*PROBLEMA 1*:
Trascrivi senza modifiche la parte dell'articolo su Teju Cole che comincia con "Teju Cole, classe" e prosegue fino a "si è laureato.".

La fotografia italiana nello sguardo di Teju Cole

17/11/2022

«Sono nato in Michigan, a Kalamazoo, tra Detroit e Chicago, e cresciuto nel Massachusetts. I miei genitori sono emigrati dalla Nigeria, dove ho vissuto diversi anni, per poi tornare negli Stati Uniti».

Teju Cole, classe 1975, è una delle menti più brillanti dell’America di oggi e tra le coscienze critiche più lucide di questo nostro fragile e contraddittorio Occidente. Scrittore, storico dell’arte e fotografo, con il suo primo romanzo “Città aperta”, pubblicato da Einaudi nel 2013, ha vinto il PEN/Hemingway Award; per anni è stato il critico di fotografia del “New York Times Magazine”. La fotografia è la sua vera passione, insieme alla storia dell’arte, soprattutto italiana, che ha studiato alla Columbia University, dove si è laureato.

*MATERIALE DI LAVORO*:
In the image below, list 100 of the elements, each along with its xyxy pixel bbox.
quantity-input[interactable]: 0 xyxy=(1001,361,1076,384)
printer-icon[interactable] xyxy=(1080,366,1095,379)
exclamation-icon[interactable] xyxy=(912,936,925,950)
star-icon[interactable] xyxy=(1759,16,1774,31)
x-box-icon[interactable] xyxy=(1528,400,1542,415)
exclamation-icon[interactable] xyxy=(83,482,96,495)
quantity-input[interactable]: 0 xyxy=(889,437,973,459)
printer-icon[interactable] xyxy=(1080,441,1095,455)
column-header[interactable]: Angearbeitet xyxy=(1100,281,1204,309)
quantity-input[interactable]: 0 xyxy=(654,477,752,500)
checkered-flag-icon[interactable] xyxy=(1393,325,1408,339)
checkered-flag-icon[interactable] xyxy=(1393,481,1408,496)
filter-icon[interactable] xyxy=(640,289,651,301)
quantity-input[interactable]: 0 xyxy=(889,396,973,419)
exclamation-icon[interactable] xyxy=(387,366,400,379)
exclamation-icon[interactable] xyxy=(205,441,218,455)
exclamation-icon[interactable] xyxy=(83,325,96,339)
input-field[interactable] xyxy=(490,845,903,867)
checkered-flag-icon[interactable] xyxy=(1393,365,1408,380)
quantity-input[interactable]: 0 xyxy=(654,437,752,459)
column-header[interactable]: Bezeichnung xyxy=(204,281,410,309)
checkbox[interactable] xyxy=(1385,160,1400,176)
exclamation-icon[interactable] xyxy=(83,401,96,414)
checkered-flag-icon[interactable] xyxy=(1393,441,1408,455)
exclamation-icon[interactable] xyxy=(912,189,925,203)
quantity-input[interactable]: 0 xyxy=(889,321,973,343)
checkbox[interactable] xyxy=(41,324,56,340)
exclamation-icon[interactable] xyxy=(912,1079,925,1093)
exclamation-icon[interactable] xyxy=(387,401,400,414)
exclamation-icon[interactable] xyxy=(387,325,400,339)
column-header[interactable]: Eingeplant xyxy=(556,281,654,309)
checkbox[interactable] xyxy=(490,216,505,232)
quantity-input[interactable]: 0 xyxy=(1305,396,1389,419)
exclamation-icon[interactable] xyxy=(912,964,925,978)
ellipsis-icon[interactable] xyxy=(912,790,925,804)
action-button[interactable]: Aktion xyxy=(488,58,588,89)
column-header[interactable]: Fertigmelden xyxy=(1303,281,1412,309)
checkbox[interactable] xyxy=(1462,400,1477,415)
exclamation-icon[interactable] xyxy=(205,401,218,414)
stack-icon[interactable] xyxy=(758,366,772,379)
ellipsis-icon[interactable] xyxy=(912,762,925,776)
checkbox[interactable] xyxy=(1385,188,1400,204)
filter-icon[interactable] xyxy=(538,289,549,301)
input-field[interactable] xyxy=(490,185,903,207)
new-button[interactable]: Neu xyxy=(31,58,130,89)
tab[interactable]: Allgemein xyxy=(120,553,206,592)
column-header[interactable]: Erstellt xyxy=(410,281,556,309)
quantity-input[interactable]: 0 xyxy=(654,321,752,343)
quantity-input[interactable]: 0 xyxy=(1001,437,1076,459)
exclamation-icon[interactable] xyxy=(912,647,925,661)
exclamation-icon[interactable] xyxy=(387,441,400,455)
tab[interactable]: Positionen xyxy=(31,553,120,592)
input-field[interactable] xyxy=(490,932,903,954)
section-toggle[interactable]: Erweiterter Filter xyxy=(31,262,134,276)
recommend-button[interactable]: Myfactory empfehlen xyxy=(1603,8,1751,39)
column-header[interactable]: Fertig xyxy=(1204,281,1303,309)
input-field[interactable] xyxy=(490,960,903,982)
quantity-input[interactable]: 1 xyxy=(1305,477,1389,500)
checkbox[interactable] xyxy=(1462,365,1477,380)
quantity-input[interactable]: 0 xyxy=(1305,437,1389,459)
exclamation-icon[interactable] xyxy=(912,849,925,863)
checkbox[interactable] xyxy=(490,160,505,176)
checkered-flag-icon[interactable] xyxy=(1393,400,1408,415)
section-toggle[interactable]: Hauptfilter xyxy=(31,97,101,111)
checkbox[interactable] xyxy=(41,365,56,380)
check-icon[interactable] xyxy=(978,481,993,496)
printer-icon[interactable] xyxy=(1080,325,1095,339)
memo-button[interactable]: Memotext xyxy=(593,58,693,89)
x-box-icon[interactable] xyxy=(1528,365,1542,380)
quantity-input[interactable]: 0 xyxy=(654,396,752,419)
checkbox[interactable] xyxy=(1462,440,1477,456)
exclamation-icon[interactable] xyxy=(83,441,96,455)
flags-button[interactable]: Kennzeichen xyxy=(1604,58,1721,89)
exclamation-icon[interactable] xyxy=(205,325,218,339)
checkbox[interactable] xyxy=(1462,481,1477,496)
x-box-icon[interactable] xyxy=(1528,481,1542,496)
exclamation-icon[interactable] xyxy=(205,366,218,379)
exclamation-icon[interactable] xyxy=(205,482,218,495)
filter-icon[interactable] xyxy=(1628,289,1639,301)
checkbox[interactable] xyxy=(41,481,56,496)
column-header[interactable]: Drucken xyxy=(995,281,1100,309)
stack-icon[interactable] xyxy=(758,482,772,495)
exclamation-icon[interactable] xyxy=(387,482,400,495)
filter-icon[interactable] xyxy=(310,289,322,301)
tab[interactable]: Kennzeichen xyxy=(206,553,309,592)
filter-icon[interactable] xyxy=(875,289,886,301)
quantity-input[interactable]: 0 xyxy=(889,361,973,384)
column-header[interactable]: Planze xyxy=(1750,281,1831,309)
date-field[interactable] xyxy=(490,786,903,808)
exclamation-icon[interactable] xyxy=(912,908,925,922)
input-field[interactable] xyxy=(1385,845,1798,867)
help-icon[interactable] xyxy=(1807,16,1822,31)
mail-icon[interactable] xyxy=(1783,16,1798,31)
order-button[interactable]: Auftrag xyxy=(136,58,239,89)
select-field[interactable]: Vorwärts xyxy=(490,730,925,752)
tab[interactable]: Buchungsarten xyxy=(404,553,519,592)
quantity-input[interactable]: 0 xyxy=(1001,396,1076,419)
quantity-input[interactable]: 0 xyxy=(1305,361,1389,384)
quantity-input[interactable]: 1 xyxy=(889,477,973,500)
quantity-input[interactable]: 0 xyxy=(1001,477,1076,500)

*PROBLEMA 2*:
Riporta come elenco numerato le righe dei record, dall'inizio dei record fino alla riga che contiene "quantity-input[interactable]: 0 xyxy=(889,437,973,459)", entrambe le estremità incluse, omettendo le righe vuote.

*RISULTATO 1*:
Teju Cole, classe 1975, è una delle menti più brillanti dell’America di oggi e tra le coscienze critiche più lucide di questo nostro fragile e contraddittorio Occidente. Scrittore, storico dell’arte e fotografo, con il suo primo romanzo “Città aperta”, pubblicato da Einaudi nel 2013, ha vinto il PEN/Hemingway Award; per anni è stato il critico di fotografia del “New York Times Magazine”. La fotografia è la sua vera passione, insieme alla storia dell’arte, soprattutto italiana, che ha studiato alla Columbia University, dove si è laureato.

*RISULTATO 2*:
1. In the image below, list 100 of the elements, each along with its xyxy pixel bbox.
2. quantity-input[interactable]: 0 xyxy=(1001,361,1076,384)
3. printer-icon[interactable] xyxy=(1080,366,1095,379)
4. exclamation-icon[interactable] xyxy=(912,936,925,950)
5. star-icon[interactable] xyxy=(1759,16,1774,31)
6. x-box-icon[interactable] xyxy=(1528,400,1542,415)
7. exclamation-icon[interactable] xyxy=(83,482,96,495)
8. quantity-input[interactable]: 0 xyxy=(889,437,973,459)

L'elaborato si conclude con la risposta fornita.